Text section.
◇ ◇ ◇ ◇
Talking with Google…

[Part 2 : ‘put’ of my NonBlockingHashMap presentation will appear later]

 

I presented my NonBlockingHashMap at Google yesterday.  Overall, the talk went over very well with lots of intelligent questions.  This bodes well for presenting this stuff at JavaOne.  To be blunt, I was very concerned that I’d be talking over most folks’ heads at JavaOne, but maybe not.

 

Slides: http://www.azulsystems.com/events/javaone_2007/index.htm 
Video: http://video.google.com/videoplay?docid=2139967204534450862

 

As part of the Q&A somebody asked me about a narrow race to that happens when installing a new table.  The HashTable auto-resizes, and periodically a new table has to be installed.  During the install process many threads can all independently decide that a table-resize is required and then all go and create a new empty table and attempt to install it.  Only one succeeds in the install (via a CAS) and the rest just drop their extra tables on the floor and let GC reclaim them.  I had supposed that the extra tables created here never amounted to very much – the race seems very narrow and is clearly very rare for modest sized tables (as based on a bunch of profiling).  And I said as much during Q&A.

 

But I had observed that for high thread&cpu counts (500 to 750+) and very large tables (4million entries, times 2 words (Key,Value) times 8 bytes (64-bit VM), so a 64Mbyte array) some odd timing problems which I suspected were GC related.  So I profiled a little more… and Lo!  The Google engineer was right (sorry I didn’t get your name!)… a 64Mbyte array takes some time to create – because it has to be zero’d.  During that time more threads figure out that the table needs resizing, so they also make 64M arrays.  The sum of them start triggering various slow-path GC issues (emergency heap-growth, large object allocation space, GC decisions, etc) which gives more time for more threads to discover that a table resize is needed.  Pretty soon I’m making a few hundred 64M arrays, all of which are dead (except the one winner) and the GC is swallowing a major hiccup.

 

My fix goes against the spirit of Non-Blocking algorithms: I stall all but the first few threads making huge arrays.  The stalled threads are basically waiting to see if a new table shows up.  The algorithm is still non-blocking in the end: if the proposed new table doesn’t show up the stalled threads eventually get around to making one themselves.  But by stalling a little I nearly always avoid the problem; threads that have “promised” to make a new array are in fact busy making one – I just need to give them a little  more time.
◇ ◇ ◇ ◇
Listed records.
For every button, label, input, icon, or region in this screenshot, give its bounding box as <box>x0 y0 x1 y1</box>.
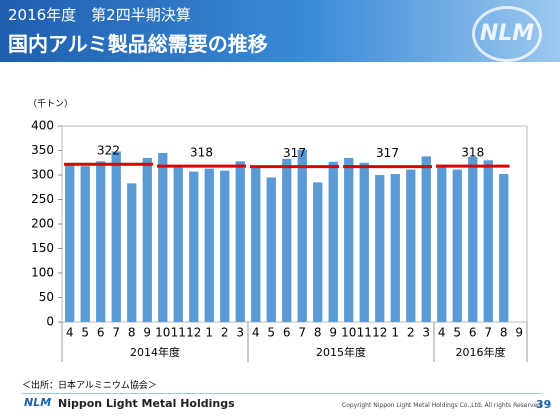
y-tick-label: 150 <box>31 241 54 255</box>
footer-logo: NLM <box>24 396 52 409</box>
bar <box>406 169 416 322</box>
fiscal-year-label: 2015年度 <box>316 345 366 359</box>
y-tick-label: 50 <box>39 290 54 304</box>
bar <box>421 156 431 322</box>
bar <box>483 160 493 322</box>
x-tick-label: 1 <box>391 326 399 340</box>
bar <box>189 171 199 322</box>
bar <box>266 177 276 322</box>
fiscal-year-label: 2014年度 <box>130 345 180 359</box>
bar <box>499 174 509 322</box>
x-tick-label: 10 <box>155 326 170 340</box>
copyright: Copyright Nippon Light Metal Holdings Co… <box>342 402 543 409</box>
x-tick-label: 3 <box>236 326 244 340</box>
y-tick-label: 300 <box>31 168 54 182</box>
bar <box>344 157 354 322</box>
x-tick-label: 4 <box>438 326 446 340</box>
x-tick-label: 9 <box>329 326 337 340</box>
x-tick-label: 8 <box>500 326 508 340</box>
x-tick-label: 11 <box>357 326 372 340</box>
bar <box>65 164 75 322</box>
x-tick-label: 5 <box>267 326 275 340</box>
x-tick-label: 3 <box>422 326 430 340</box>
x-tick-label: 6 <box>97 326 105 340</box>
x-tick-label: 4 <box>66 326 74 340</box>
bar <box>328 161 338 322</box>
bar <box>297 149 307 322</box>
bar <box>313 182 323 322</box>
bar <box>158 152 168 322</box>
subtitle: 2016年度 第2四半期決算 <box>8 6 191 24</box>
bar <box>173 167 183 322</box>
x-tick-label: 6 <box>283 326 291 340</box>
bar <box>452 169 462 322</box>
x-tick-label: 6 <box>469 326 477 340</box>
x-tick-label: 5 <box>453 326 461 340</box>
x-tick-label: 7 <box>112 326 120 340</box>
x-tick-label: 7 <box>298 326 306 340</box>
x-tick-label: 1 <box>205 326 213 340</box>
bar <box>96 161 106 322</box>
average-label: 317 <box>283 146 306 160</box>
average-label: 317 <box>376 146 399 160</box>
page-number: 39 <box>536 398 552 411</box>
bar <box>127 183 137 322</box>
x-tick-label: 7 <box>484 326 492 340</box>
bar <box>437 164 447 322</box>
x-tick-label: 4 <box>252 326 260 340</box>
y-tick-label: 200 <box>31 217 54 231</box>
bar <box>111 151 121 322</box>
y-tick-label: 350 <box>31 143 54 157</box>
bar <box>142 157 152 322</box>
x-tick-label: 2 <box>221 326 229 340</box>
bar <box>359 162 369 322</box>
x-tick-label: 5 <box>81 326 89 340</box>
bar <box>390 174 400 322</box>
bar <box>375 175 385 322</box>
y-tick-label: 0 <box>46 315 54 329</box>
x-tick-label: 12 <box>372 326 387 340</box>
y-tick-label: 100 <box>31 266 54 280</box>
bar <box>220 170 230 322</box>
bar <box>251 165 261 322</box>
bar <box>235 161 245 322</box>
fiscal-year-label: 2016年度 <box>456 345 506 359</box>
average-label: 318 <box>190 146 213 160</box>
source: ＜出所：日本アルミニウム協会＞ <box>22 381 157 391</box>
x-tick-label: 9 <box>143 326 151 340</box>
y-tick-label: 250 <box>31 192 54 206</box>
logo: NLM <box>472 6 542 62</box>
y-tick-label: 400 <box>31 119 54 133</box>
average-label: 318 <box>461 146 484 160</box>
x-tick-label: 8 <box>314 326 322 340</box>
header-banner: 2016年度 第2四半期決算 国内アルミ製品総需要の推移 NLM <box>0 0 560 62</box>
footer-rule <box>22 393 542 394</box>
x-tick-label: 10 <box>341 326 356 340</box>
y-axis-label: （千トン） <box>28 99 73 110</box>
x-tick-label: 12 <box>186 326 201 340</box>
bar <box>80 166 90 322</box>
title: 国内アルミ製品総需要の推移 <box>8 32 268 56</box>
x-tick-label: 11 <box>171 326 186 340</box>
company: Nippon Light Metal Holdings <box>58 397 235 410</box>
bar <box>204 168 214 322</box>
average-label: 322 <box>97 144 120 158</box>
bar <box>282 158 292 322</box>
x-tick-label: 9 <box>515 326 523 340</box>
bar <box>468 156 478 322</box>
x-tick-label: 2 <box>407 326 415 340</box>
x-tick-label: 8 <box>128 326 136 340</box>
◇ ◇ ◇ ◇
Task requirements.
- a) Answer these from the post about the NonBlockingHashMap talk:
(i) Where did the author present the NonBlockingHashMap?
(ii) What size is the array for the very large table with 4 million entries?
(iii) How does only one thread succeed in installing the new table?
- b) Quote the passage of the post starting at "Talking with Google…" and ending at "but maybe not.".
Work only from the post about the NonBlockingHashMap talk; the items are not needed.

Exercise answers.
- a)
(i) At Google.
(ii) 64 Mbytes.
(iii) Through a CAS.

- b)
Talking with Google…

[Part 2 : ‘put’ of my NonBlockingHashMap presentation will appear later]

 

I presented my NonBlockingHashMap at Google yesterday.  Overall, the talk went over very well with lots of intelligent questions.  This bodes well for presenting this stuff at JavaOne.  To be blunt, I was very concerned that I’d be talking over most folks’ heads at JavaOne, but maybe not.